Reading text:
Marketing feeds growth

Marketing is the main element of group costs, typically running at around one-third of revenue, but is effectively an investment in building future revenues. The group uses the ‘CLIQ Factor’ to measure its marketing efficiency, being the average revenue per user over six months (ARPU) divided by the cost of customer acquisition (CPA). The minimum is set at 1.4x, equivalent to a 30% gross margin.

Valuation: Upgrades mean continuing discount

Cliq Digital has started to deliver on its strategy, with several guidance upgrades, and the share price has responded very strongly, climbing 669% over the last year. The rating nevertheless remains at a discount to other global entertainment and customer acquisition peers on EV/Sales, EV/EBIT and P/E. Parity on these metrics averaged across FY21 and FY22 would indicate a share price of €69.22. A DCF at an 8.5% WACC and 2% terminal growth indicates a value of €60.79, with the midpoint of these two values being €65.01.

An attractive market proposition

Cliq provides streaming entertainment services. It recruits its customers through marketing activity, often through searches for typical terms via search engines such as Google, or from social media and publisher marketing referring to categories such as sport, music or films. Links then lead the potential customer to a group website or portal (which could be branded to the content category) where they are encouraged to subscribe, with the first month of subscription typically being free of charge. When a customer signs up, payment details are taken through a wide range of payment options, as illustrated below.

Exhibit 1: Customer journey

Source: Cliq Digital

The group is rolling out its all-in-one subscription offer, currently available in Germany and Austria, across territories at attractive price points – €14.99 in Europe. For this, up to five members of a household gain access to unlimited content across film, music, audiobooks, eBooks, sport and games. The content tends to be more ‘backlist’ oriented, licensed from a wide variety of sources and appealing to a mainstream, over-25 market. The library consists of over 1,000 films (including one Hollywood blockbuster per month on an all-in-one subscription), hundreds of curated music playlists, 150k audiobooks in more than 10 languages and over 1.2k core and casual games. Sports would tend to be curated highlights rather than long form, and cover sports such as Bundesliga, Champions League, NBA, MMA, NFL and Formula One among others.

Marketing, content key to growth

With the first month usually free, the economics per customer obviously improve the longer they are retained. The group uses a metric, the CLIQ Factor, which represents ARPU divided by CPA, to determine its marketing efficiency. The growing historic data resource gives the group a clear indication of how profitable a subscriber is likely to be ‘within minutes’ of them signing up, through determining their likely subscription length compared with previous members, based on their profile and journey history. The example cited is of a subscriber with their first month free then paying €15 for five months, who cost €50 to recruit, giving a CLIQ Factor of 1.5x (=(5x15)/50). The minimum is set at 1.4x, equivalent to a 30% gross margin. The extensive data that has been built up over the years of operation allows Cliq to determine almost immediately a new subscriber’s expected profitability within the first six months, after payment service provider costs.

Material:
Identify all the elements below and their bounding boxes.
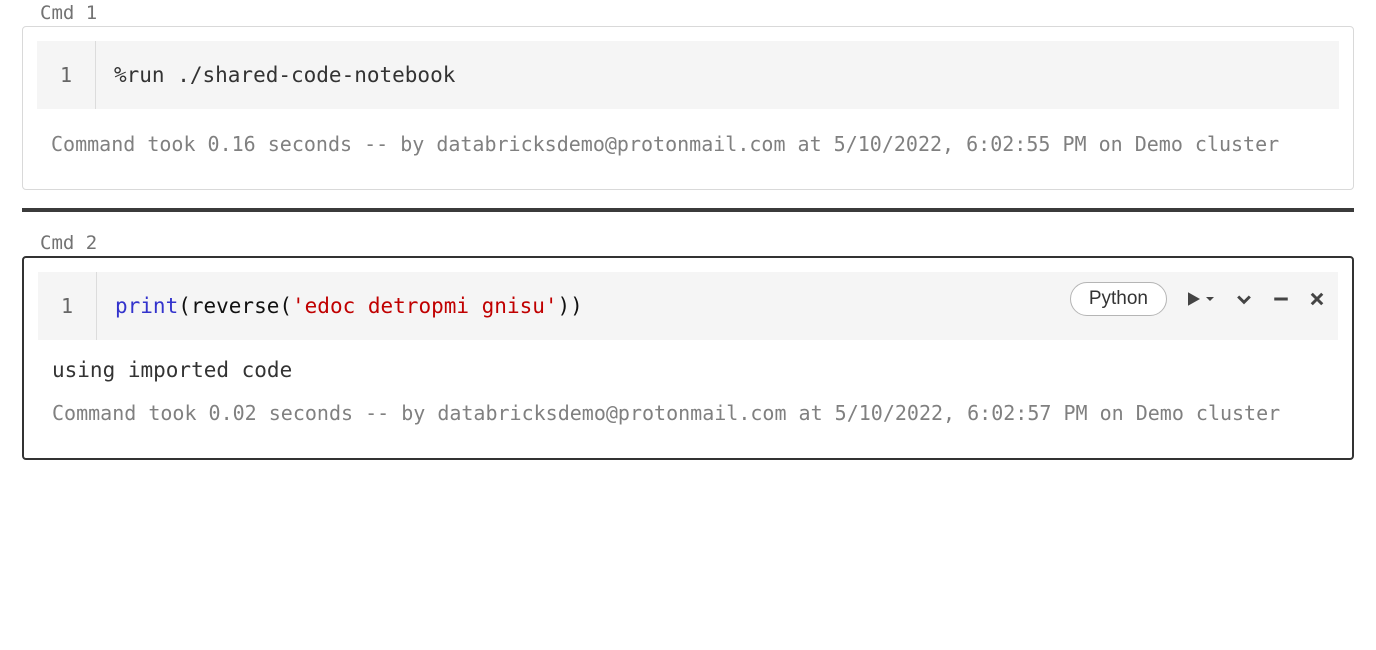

Task prompt: Reproduce the passage on Cliq Digital from "Source: Cliq Digital" up to and including "One among others.", changing "household" to "family".

Exercise solution:
Source: Cliq Digital

The group is rolling out its all-in-one subscription offer, currently available in Germany and Austria, across territories at attractive price points – €14.99 in Europe. For this, up to five members of a family gain access to unlimited content across film, music, audiobooks, eBooks, sport and games. The content tends to be more ‘backlist’ oriented, licensed from a wide variety of sources and appealing to a mainstream, over-25 market. The library consists of over 1,000 films (including one Hollywood blockbuster per month on an all-in-one subscription), hundreds of curated music playlists, 150k audiobooks in more than 10 languages and over 1.2k core and casual games. Sports would tend to be curated highlights rather than long form, and cover sports such as Bundesliga, Champions League, NBA, MMA, NFL and Formula One among others.